==== Excerto selecionado ====

Os partidos como vocação e a sua profissionalização: o contributo de max weber
A reflexão de Max Weber sobre os partidos políticos parece circunscrever-se a uma importante questão (Runciman, 1978, pp. 55-56) relacionada com a representatividade: os partidos representam quem? Tendo esta questão como elemento comparativo, distingue entre dois tipos de partidos: os partidos de elites e os partidos de massas. Os partidos de elites, ou “parties of notables”, correspondem a um “rising power of the burgeois”, onde, sob a liderança de alguns elementos da intelectualidade ocidental, se formaram partidos que representavam os interesses das classes mais eminentes, baseados na sua autoridade e influência na comunidade (Gerth e Mills, 1991, p. 100). As principais características deste tipo de partido (idem, pp. 100-101) assentam (1) no carácter esporádico de reunião dos membros (acontecendo principalmente aquando da preparação de eleições), (2) na sua fraca estruturação organizativa, onde a dinâmica interna, do ponto de vista da liderança, se baseia não na eleição de representantes, mas na capacidade de liderança que determinados níveis de prestígio social garantem a certos indivíduos, (3) na prossecução de um resultado eleitoral como seu principal objetivo.
De acordo com Sam Whimster (2004, pp. 129-130), Max Weber defendeu a existência, a partir do século XX, de uma abertura social e política à associação de indivíduos que têm objetivos comuns e pretensões de obter poder dentro da ordem política em que se inserem, na forma de partidos políticos (Pasquino, 2002, p. 159); ao mesmo tempo, preconizava que existiam condicionantes resultantes da classe e estatuto dos grupos que poderiam limitar - não a possibilidade de associação mas - o acesso ao poder. Neste sentido, e com o alargamento do direito de voto e com a evolução da Democracia para uma “mass democracy”, apareceram os partidos de massas (Gerth e Mills, 1991, p. 224).
O partido de massas diferia do anterior num aspeto fundamental, o organizativo (idem, p. 225). Estes partidos eram “bureaucratically organized under the leadership of party officials, professional party and trade union secretaries”, existindo, ao contrário dos partidos de elite, indivíduos que se dedicavam de forma profissional e exclusiva à política (Mommsen, 1989, p. 100).

==== Dados armazenados ====

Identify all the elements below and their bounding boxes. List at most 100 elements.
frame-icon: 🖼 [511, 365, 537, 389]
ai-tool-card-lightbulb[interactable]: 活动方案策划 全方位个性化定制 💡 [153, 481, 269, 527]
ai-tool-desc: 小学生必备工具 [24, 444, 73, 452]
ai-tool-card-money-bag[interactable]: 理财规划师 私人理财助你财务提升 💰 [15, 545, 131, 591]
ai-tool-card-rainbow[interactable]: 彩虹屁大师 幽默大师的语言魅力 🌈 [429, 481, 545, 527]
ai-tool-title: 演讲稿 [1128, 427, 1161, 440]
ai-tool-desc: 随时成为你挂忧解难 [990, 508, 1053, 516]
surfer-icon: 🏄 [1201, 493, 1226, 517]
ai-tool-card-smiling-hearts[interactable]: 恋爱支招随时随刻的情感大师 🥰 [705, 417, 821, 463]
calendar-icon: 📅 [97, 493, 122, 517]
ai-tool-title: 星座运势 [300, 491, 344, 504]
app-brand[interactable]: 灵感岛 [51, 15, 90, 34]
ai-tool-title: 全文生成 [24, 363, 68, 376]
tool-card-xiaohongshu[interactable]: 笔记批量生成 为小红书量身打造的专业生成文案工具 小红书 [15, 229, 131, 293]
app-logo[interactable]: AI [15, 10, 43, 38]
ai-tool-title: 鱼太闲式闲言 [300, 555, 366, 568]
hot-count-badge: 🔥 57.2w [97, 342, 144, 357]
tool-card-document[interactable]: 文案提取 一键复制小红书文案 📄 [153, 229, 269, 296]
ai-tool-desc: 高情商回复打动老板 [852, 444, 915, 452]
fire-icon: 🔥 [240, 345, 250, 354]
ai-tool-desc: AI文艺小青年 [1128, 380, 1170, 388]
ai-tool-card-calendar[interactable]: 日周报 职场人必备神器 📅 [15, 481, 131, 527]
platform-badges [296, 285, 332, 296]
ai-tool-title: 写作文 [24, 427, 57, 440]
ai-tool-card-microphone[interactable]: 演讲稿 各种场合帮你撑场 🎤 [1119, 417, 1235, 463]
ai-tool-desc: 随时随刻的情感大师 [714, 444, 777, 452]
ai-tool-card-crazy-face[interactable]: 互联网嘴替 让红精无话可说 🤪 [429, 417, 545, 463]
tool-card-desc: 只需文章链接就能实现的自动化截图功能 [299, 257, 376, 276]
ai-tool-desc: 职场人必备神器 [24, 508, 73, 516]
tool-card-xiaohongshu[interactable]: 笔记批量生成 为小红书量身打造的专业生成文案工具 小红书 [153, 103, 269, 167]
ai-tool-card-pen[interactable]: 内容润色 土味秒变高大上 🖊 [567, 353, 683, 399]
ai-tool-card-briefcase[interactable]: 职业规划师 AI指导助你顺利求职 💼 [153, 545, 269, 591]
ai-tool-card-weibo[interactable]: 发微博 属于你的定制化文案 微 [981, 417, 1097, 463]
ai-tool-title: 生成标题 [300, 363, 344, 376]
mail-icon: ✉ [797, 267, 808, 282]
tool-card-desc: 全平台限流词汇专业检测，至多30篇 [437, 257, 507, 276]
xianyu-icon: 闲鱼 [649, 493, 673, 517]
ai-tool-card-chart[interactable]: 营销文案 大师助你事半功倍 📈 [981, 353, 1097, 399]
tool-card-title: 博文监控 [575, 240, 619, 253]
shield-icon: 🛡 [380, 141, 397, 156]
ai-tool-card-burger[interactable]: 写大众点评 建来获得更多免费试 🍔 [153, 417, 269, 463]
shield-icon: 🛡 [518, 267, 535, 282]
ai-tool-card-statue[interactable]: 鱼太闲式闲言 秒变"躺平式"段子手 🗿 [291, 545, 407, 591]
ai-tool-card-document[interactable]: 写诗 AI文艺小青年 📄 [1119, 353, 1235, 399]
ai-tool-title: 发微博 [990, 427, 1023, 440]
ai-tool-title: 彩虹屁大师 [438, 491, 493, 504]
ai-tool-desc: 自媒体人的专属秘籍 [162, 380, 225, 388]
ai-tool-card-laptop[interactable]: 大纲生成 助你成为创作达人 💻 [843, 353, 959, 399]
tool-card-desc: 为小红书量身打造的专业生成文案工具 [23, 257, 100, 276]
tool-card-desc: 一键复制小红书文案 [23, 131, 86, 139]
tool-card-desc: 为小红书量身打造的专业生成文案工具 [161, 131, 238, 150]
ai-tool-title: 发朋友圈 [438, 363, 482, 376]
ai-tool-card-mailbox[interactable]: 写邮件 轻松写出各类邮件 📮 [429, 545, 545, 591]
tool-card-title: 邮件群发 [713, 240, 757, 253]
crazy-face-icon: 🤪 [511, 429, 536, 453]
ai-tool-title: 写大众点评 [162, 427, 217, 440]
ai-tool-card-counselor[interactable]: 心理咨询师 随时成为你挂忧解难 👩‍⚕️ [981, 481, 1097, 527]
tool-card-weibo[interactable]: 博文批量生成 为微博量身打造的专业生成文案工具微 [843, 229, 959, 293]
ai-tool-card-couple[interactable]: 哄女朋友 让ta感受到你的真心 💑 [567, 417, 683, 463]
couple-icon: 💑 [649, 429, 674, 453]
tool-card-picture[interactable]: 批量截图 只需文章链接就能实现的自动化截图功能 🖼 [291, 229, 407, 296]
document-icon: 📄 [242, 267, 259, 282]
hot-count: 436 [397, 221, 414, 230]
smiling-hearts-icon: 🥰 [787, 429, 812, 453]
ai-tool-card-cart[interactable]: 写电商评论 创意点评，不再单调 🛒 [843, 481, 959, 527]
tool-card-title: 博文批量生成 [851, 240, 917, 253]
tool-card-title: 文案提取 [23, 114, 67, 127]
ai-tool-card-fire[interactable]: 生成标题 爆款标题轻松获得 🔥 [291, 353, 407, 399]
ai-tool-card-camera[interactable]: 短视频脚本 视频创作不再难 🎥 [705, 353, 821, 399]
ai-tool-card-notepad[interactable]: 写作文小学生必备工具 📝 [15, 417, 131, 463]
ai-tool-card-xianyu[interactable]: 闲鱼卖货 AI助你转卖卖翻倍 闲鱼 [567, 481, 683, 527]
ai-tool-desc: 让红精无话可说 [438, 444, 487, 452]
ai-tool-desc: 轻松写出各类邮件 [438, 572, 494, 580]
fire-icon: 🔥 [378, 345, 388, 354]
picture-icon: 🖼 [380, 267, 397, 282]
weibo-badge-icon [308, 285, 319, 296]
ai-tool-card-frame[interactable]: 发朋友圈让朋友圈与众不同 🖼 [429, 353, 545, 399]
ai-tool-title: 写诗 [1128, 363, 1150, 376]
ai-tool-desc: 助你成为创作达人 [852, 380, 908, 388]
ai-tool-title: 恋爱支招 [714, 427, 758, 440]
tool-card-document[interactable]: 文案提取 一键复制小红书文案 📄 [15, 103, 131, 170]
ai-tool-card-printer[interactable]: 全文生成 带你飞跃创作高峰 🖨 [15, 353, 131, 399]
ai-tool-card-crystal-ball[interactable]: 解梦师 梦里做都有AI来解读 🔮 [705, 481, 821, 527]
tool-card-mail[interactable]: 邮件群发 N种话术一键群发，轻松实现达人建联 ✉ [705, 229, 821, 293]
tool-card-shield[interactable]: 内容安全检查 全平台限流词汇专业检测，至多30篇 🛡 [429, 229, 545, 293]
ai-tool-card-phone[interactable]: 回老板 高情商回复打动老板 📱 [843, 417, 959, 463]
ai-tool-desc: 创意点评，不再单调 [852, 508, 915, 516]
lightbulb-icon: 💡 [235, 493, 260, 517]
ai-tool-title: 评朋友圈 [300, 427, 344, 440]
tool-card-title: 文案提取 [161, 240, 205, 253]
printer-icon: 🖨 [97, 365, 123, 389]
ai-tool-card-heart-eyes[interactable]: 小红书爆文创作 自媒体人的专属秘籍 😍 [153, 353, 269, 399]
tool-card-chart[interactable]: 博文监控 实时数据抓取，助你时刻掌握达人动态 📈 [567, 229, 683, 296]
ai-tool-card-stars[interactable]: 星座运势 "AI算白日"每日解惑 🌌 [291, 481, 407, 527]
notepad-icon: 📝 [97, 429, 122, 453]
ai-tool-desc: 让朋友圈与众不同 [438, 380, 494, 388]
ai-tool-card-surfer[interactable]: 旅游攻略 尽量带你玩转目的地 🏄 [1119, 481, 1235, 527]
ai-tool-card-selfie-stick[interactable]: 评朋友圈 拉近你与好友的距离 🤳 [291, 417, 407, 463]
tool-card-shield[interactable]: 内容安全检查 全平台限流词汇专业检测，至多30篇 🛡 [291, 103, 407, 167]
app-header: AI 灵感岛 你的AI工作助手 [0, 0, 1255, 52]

====

Instruções:
1. Segundo o texto sobre Max Weber e os partidos, em que aspeto fundamental o partido de massas diferia do partido de elites?
2. Resuma em duas frases o texto sobre Max Weber e os partidos.
3. Retome o texto sobre Max Weber e os partidos a partir do ponto em que termina.

Resultados por ordem:
1. No aspeto organizativo.

2. Partindo da questão de quem os partidos representam, Max Weber distingue entre partidos de elites e partidos de massas. Os partidos de elites representavam os interesses das classes mais eminentes, reuniam-se esporadicamente e tinham fraca estruturação organizativa, enquanto os partidos de massas, surgidos com o alargamento do direito de voto, eram organizados burocraticamente e contavam com indivíduos dedicados de forma profissional e exclusiva à política.

3.
A transformação da relação dos partidos com a sociedade
Sigmund Neumann é um autor importante para esta discussão devido à sua perspetiva sobre a transformação organizacional dos partidos e sua relação com a sociedade. Segundo Neumann (in Mair, 1990, pp. 46-49), ocorreram alterações sociais que implicaram uma transformação das funções dos partidos - “the crisis of modern society” (idem, p. 46). Esta crise é enquadrada pela emancipação de grupos sociais que nos antigos modelos sociais, mais rígidos, estavam subjugados, e a consequente necessidade de estes (agora) “homens racionais livres” terem representação política; a par desta alteração social, o crescimento da industrialização, da urbanização, e os movimentos migratórios internacionais, forçaram uma alteração nas funções de representação e nas estruturas dos partidos. Assim, os partidos deixaram de ser sobretudo “party of individual representation” para serem “party of social integration”. Os primeiros são característicos de uma sociedade com baixa mobilização e participação política e a atividade dos partidos é basicamente circunscrita ao período de eleições, onde as responsabilidades dos membros é a escolha de candidatos, que, quando eleitos, apenas são “responsible (…) to their own consciences” (idem, p. 47). Os “party of integration” caracterizam-se por uma relação e um empenho muito mais forte entre o partido e os seus membros, visível nas exigências financeiras aos seus membros e na participação mais intensa e alargada do partido nos acontecimentos diários dos seus membros, aspectos que contribuem para tornar estas organizações mais estáveis, mais permanentes, com áreas de atuação mais profundas e extensas na sociedade.
A modernização da política
Observamos uma transformação dos partidos no que respeita às suas funções representativas. Isto comporta um desafio aos partidos - conjugar e procurar representar uma sociedade mais plural, onde os interesses dos grupos são mais variados. A evolução dos partidos foi acompanhada pela modernização da política.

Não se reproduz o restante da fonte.